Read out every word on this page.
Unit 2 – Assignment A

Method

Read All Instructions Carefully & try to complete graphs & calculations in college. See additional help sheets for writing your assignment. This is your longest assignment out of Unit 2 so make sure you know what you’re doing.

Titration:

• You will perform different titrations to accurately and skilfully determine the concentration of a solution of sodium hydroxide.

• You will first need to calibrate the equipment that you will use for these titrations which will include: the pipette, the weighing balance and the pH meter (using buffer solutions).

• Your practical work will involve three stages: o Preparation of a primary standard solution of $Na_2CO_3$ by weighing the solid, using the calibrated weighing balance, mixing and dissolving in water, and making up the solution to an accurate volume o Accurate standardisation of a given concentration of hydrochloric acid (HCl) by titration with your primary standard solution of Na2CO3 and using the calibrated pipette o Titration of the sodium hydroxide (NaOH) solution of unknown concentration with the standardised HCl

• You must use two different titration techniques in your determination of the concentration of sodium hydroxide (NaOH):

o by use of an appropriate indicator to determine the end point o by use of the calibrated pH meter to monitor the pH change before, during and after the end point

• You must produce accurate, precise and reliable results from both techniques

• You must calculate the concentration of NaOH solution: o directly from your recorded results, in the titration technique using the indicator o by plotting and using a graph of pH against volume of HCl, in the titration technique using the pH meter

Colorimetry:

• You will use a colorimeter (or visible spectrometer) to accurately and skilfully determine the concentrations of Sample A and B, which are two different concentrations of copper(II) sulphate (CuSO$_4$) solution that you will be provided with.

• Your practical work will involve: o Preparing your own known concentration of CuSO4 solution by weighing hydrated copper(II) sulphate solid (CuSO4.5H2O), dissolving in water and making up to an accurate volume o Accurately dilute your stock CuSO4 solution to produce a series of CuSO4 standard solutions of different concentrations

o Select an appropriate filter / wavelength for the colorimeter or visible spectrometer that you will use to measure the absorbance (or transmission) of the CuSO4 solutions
################
_SET TASK_
Each line of the material should be duplicated exactly, please.

_THE SOLUTION_
Read out every word on this page.
Unit 2 – Assignment A

Method

Read All Instructions Carefully & try to complete graphs & calculations in college. See additional help sheets for writing your assignment. This is your longest assignment out of Unit 2 so make sure you know what you’re doing.

Titration:

• You will perform different titrations to accurately and skilfully determine the concentration of a solution of sodium hydroxide.

• You will first need to calibrate the equipment that you will use for these titrations which will include: the pipette, the weighing balance and the pH meter (using buffer solutions).

• Your practical work will involve three stages: o Preparation of a primary standard solution of $Na_2CO_3$ by weighing the solid, using the calibrated weighing balance, mixing and dissolving in water, and making up the solution to an accurate volume o Accurate standardisation of a given concentration of hydrochloric acid (HCl) by titration with your primary standard solution of Na2CO3 and using the calibrated pipette o Titration of the sodium hydroxide (NaOH) solution of unknown concentration with the standardised HCl

• You must use two different titration techniques in your determination of the concentration of sodium hydroxide (NaOH):

o by use of an appropriate indicator to determine the end point o by use of the calibrated pH meter to monitor the pH change before, during and after the end point

• You must produce accurate, precise and reliable results from both techniques

• You must calculate the concentration of NaOH solution: o directly from your recorded results, in the titration technique using the indicator o by plotting and using a graph of pH against volume of HCl, in the titration technique using the pH meter

Colorimetry:

• You will use a colorimeter (or visible spectrometer) to accurately and skilfully determine the concentrations of Sample A and B, which are two different concentrations of copper(II) sulphate (CuSO$_4$) solution that you will be provided with.

• Your practical work will involve: o Preparing your own known concentration of CuSO4 solution by weighing hydrated copper(II) sulphate solid (CuSO4.5H2O), dissolving in water and making up to an accurate volume o Accurately dilute your stock CuSO4 solution to produce a series of CuSO4 standard solutions of different concentrations

o Select an appropriate filter / wavelength for the colorimeter or visible spectrometer that you will use to measure the absorbance (or transmission) of the CuSO4 solutions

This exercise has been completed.